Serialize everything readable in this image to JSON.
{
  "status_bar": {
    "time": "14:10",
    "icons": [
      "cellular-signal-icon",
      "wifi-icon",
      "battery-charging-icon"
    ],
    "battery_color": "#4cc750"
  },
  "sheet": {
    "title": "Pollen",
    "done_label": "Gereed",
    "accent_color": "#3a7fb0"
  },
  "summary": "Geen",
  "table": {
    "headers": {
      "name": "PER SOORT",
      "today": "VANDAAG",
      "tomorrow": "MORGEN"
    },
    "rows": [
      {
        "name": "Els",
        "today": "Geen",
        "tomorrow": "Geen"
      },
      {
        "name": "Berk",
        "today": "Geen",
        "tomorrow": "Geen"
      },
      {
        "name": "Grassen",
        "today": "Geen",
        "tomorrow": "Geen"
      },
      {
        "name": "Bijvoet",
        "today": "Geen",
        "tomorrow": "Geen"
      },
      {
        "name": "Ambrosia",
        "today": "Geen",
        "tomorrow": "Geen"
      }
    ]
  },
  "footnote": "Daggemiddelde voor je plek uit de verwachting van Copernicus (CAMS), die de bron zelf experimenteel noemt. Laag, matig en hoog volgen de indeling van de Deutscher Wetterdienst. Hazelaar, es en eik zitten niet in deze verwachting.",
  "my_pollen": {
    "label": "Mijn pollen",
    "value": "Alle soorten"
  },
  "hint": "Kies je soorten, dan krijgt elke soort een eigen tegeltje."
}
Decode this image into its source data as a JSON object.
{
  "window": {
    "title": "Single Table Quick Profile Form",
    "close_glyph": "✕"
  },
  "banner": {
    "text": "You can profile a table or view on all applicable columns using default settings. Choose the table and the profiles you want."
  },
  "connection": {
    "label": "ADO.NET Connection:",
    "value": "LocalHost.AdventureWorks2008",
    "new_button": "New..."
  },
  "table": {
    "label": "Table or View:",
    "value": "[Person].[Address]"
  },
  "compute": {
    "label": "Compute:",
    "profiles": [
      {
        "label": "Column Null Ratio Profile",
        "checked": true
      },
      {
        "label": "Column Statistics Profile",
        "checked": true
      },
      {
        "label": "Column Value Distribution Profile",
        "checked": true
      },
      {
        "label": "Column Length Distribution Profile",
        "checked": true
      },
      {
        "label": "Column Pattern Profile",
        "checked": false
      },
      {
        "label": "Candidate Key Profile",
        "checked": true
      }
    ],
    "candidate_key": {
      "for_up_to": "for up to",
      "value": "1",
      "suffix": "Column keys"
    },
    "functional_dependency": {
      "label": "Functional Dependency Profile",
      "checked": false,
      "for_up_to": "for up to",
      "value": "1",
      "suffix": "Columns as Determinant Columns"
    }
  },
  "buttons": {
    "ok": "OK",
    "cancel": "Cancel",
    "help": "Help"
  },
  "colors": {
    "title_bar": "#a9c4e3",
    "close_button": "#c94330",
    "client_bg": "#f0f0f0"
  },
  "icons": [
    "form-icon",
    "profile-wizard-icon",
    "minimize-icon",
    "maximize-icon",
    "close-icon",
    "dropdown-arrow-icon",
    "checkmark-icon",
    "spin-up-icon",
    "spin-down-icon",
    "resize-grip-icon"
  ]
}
==*==
# EXERCISE AIM:
Take the entries above and copy them out exactly.

# WORKED ANSWER:
Serialize everything readable in this image to JSON.
{
  "status_bar": {
    "time": "14:10",
    "icons": [
      "cellular-signal-icon",
      "wifi-icon",
      "battery-charging-icon"
    ],
    "battery_color": "#4cc750"
  },
  "sheet": {
    "title": "Pollen",
    "done_label": "Gereed",
    "accent_color": "#3a7fb0"
  },
  "summary": "Geen",
  "table": {
    "headers": {
      "name": "PER SOORT",
      "today": "VANDAAG",
      "tomorrow": "MORGEN"
    },
    "rows": [
      {
        "name": "Els",
        "today": "Geen",
        "tomorrow": "Geen"
      },
      {
        "name": "Berk",
        "today": "Geen",
        "tomorrow": "Geen"
      },
      {
        "name": "Grassen",
        "today": "Geen",
        "tomorrow": "Geen"
      },
      {
        "name": "Bijvoet",
        "today": "Geen",
        "tomorrow": "Geen"
      },
      {
        "name": "Ambrosia",
        "today": "Geen",
        "tomorrow": "Geen"
      }
    ]
  },
  "footnote": "Daggemiddelde voor je plek uit de verwachting van Copernicus (CAMS), die de bron zelf experimenteel noemt. Laag, matig en hoog volgen de indeling van de Deutscher Wetterdienst. Hazelaar, es en eik zitten niet in deze verwachting.",
  "my_pollen": {
    "label": "Mijn pollen",
    "value": "Alle soorten"
  },
  "hint": "Kies je soorten, dan krijgt elke soort een eigen tegeltje."
}
Decode this image into its source data as a JSON object.
{
  "window": {
    "title": "Single Table Quick Profile Form",
    "close_glyph": "✕"
  },
  "banner": {
    "text": "You can profile a table or view on all applicable columns using default settings. Choose the table and the profiles you want."
  },
  "connection": {
    "label": "ADO.NET Connection:",
    "value": "LocalHost.AdventureWorks2008",
    "new_button": "New..."
  },
  "table": {
    "label": "Table or View:",
    "value": "[Person].[Address]"
  },
  "compute": {
    "label": "Compute:",
    "profiles": [
      {
        "label": "Column Null Ratio Profile",
        "checked": true
      },
      {
        "label": "Column Statistics Profile",
        "checked": true
      },
      {
        "label": "Column Value Distribution Profile",
        "checked": true
      },
      {
        "label": "Column Length Distribution Profile",
        "checked": true
      },
      {
        "label": "Column Pattern Profile",
        "checked": false
      },
      {
        "label": "Candidate Key Profile",
        "checked": true
      }
    ],
    "candidate_key": {
      "for_up_to": "for up to",
      "value": "1",
      "suffix": "Column keys"
    },
    "functional_dependency": {
      "label": "Functional Dependency Profile",
      "checked": false,
      "for_up_to": "for up to",
      "value": "1",
      "suffix": "Columns as Determinant Columns"
    }
  },
  "buttons": {
    "ok": "OK",
    "cancel": "Cancel",
    "help": "Help"
  },
  "colors": {
    "title_bar": "#a9c4e3",
    "close_button": "#c94330",
    "client_bg": "#f0f0f0"
  },
  "icons": [
    "form-icon",
    "profile-wizard-icon",
    "minimize-icon",
    "maximize-icon",
    "close-icon",
    "dropdown-arrow-icon",
    "checkmark-icon",
    "spin-up-icon",
    "spin-down-icon",
    "resize-grip-icon"
  ]
}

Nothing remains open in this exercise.